Excerpt from a dataset:
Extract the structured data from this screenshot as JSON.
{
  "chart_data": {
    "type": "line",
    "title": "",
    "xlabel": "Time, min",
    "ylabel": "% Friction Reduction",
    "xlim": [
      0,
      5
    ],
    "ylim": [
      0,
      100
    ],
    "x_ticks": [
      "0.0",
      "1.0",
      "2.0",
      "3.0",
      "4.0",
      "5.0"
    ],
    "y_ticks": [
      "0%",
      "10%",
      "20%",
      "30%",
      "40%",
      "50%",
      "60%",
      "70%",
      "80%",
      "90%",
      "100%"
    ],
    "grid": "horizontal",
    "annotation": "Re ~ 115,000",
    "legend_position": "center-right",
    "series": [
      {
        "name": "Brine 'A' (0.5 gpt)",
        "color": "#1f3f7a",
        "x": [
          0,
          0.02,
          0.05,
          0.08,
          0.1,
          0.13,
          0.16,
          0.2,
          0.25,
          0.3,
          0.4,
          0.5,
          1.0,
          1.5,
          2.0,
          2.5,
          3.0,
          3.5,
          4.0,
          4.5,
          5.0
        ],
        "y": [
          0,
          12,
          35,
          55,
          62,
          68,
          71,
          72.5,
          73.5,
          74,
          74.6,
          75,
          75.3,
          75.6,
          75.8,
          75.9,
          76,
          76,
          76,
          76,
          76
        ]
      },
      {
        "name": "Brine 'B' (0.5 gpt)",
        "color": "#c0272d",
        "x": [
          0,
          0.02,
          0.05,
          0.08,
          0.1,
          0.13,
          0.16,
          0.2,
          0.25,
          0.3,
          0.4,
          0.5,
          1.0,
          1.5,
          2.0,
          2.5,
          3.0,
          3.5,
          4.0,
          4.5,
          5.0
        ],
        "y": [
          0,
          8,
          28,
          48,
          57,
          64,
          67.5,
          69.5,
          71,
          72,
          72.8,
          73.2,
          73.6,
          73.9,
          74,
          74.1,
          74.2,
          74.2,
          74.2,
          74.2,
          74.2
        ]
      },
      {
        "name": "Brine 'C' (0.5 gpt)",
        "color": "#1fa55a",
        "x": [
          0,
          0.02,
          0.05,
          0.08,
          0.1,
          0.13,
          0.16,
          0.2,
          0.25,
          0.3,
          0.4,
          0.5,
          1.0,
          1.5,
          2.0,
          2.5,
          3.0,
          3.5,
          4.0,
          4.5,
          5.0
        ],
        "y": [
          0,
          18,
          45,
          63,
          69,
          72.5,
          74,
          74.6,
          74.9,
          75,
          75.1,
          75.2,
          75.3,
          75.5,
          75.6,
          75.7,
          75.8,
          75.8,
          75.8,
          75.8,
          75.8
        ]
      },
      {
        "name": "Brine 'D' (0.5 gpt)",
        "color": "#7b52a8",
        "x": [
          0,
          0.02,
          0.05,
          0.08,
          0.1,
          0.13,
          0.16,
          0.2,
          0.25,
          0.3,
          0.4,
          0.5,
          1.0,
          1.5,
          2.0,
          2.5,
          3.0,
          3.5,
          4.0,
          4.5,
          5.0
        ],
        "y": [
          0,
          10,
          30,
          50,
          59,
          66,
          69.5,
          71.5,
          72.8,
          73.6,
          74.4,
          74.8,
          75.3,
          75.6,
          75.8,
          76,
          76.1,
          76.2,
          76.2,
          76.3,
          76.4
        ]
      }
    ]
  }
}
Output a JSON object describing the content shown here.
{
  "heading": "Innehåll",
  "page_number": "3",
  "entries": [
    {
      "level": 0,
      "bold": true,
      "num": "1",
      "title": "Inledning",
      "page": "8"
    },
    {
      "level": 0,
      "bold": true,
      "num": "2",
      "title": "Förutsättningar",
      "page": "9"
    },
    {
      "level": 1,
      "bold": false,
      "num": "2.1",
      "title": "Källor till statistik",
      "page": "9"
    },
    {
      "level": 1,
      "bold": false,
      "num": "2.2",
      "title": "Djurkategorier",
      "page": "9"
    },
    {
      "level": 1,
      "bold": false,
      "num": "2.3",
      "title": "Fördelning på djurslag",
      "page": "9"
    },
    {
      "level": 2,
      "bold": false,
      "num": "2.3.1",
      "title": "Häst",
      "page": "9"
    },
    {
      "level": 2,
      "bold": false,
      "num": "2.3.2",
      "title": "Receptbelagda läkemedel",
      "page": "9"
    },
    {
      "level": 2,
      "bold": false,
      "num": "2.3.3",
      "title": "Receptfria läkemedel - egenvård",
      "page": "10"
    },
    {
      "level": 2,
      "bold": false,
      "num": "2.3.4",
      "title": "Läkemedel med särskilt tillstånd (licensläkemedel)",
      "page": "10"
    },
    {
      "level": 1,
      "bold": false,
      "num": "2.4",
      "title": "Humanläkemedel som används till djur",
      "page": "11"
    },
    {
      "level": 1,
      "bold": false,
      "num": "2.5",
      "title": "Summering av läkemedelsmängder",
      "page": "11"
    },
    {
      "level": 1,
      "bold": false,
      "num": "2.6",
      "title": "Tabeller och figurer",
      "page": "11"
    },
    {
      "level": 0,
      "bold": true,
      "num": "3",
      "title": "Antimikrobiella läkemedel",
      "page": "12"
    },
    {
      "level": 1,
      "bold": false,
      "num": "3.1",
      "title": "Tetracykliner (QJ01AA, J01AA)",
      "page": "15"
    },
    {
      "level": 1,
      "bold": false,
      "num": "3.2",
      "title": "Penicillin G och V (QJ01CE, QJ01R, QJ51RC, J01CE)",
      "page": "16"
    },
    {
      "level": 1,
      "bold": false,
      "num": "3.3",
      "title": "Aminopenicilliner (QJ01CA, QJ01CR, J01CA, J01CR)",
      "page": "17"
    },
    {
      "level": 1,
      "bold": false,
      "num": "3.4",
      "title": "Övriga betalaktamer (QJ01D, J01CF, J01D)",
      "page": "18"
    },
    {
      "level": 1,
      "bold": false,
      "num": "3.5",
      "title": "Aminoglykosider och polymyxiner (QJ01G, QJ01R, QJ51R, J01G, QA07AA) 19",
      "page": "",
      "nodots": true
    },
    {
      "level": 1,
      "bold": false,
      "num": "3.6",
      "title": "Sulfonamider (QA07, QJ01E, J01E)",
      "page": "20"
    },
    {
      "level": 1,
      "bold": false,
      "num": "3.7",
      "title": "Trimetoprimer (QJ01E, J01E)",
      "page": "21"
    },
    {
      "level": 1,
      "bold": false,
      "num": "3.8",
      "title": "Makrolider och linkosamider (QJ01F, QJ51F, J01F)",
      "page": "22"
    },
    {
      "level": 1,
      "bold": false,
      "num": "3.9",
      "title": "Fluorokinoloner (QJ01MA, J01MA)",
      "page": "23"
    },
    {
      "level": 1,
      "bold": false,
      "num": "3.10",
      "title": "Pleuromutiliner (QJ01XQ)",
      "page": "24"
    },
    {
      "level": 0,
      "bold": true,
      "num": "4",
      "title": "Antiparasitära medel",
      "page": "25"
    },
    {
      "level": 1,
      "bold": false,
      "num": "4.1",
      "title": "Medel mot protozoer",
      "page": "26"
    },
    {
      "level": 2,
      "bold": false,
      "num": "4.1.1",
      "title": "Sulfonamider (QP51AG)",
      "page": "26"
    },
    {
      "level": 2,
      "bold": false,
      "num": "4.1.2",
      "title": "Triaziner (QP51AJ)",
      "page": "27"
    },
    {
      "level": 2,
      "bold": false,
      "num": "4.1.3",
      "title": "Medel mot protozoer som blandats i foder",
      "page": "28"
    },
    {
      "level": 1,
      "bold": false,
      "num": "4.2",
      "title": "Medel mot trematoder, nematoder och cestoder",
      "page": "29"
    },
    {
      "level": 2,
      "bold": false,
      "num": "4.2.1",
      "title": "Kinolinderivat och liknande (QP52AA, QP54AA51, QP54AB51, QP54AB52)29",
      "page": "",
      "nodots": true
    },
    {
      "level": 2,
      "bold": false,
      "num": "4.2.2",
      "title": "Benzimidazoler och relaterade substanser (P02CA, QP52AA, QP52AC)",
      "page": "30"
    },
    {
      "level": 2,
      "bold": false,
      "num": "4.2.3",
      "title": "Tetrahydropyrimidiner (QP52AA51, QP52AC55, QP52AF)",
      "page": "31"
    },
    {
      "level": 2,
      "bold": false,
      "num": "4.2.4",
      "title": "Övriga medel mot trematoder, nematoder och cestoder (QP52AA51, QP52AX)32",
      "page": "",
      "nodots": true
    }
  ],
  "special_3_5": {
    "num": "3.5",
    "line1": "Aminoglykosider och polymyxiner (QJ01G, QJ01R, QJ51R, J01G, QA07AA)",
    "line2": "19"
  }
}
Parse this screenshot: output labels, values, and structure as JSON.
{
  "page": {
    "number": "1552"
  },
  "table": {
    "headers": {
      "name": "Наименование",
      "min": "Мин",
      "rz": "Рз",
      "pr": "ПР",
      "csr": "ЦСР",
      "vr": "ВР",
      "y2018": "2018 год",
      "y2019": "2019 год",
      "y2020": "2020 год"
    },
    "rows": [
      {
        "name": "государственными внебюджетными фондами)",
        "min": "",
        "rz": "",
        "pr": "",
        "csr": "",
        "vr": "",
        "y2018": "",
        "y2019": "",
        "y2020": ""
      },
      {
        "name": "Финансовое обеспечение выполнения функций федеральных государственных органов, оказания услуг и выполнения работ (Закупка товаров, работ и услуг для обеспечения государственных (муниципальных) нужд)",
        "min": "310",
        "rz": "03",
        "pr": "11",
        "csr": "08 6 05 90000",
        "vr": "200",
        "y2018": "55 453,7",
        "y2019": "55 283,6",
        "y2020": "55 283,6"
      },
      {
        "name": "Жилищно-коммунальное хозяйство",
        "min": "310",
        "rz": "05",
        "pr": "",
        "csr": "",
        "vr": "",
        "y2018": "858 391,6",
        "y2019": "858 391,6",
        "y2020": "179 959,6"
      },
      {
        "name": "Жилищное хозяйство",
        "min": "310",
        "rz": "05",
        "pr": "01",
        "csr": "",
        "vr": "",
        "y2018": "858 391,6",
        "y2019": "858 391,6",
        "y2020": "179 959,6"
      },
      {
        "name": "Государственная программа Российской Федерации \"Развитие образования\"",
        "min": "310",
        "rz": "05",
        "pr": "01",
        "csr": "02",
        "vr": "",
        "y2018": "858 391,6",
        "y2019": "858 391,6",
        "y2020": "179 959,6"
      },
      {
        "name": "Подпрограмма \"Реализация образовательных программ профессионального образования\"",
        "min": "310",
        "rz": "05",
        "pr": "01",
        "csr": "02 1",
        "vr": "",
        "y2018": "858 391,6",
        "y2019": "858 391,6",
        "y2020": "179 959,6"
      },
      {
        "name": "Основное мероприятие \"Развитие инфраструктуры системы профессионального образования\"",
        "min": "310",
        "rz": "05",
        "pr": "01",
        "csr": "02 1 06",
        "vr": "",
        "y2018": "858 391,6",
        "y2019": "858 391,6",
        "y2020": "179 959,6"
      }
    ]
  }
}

Challenge: Each line holding "хозяйство" must be found and copied.

Final result:
        "name": "Жилищно-коммунальное хозяйство",
        "name": "Жилищное хозяйство",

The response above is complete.